Exercise aim: From the entries below, copy every line that holds the word "made".

Data section:
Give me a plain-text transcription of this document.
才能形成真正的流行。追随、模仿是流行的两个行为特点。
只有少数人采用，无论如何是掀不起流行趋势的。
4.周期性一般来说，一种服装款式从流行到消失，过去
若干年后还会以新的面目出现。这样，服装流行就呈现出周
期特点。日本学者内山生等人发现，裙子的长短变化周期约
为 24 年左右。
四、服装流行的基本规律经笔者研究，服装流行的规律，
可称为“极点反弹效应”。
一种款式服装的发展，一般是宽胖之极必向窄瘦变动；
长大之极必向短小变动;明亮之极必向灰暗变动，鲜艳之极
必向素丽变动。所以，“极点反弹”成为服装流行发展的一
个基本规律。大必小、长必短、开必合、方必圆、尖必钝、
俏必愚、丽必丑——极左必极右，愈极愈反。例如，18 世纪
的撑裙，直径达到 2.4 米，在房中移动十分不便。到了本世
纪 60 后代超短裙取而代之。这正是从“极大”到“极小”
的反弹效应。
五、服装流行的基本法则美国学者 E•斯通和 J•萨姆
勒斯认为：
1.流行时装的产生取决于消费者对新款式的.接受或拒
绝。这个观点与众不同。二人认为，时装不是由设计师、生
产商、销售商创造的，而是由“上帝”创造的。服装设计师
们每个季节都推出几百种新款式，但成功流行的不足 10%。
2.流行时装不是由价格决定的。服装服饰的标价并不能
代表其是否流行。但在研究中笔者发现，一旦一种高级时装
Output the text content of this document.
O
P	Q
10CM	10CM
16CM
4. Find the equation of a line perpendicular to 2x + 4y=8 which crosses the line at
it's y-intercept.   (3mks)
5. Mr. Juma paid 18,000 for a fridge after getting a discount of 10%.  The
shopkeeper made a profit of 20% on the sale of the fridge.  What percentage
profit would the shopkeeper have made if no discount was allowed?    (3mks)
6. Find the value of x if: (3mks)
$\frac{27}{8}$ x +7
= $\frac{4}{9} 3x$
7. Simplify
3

Result of this task:
shopkeeper made a profit of 20% on the sale of the fridge.  What percentage
profit would the shopkeeper have made if no discount was allowed?    (3mks)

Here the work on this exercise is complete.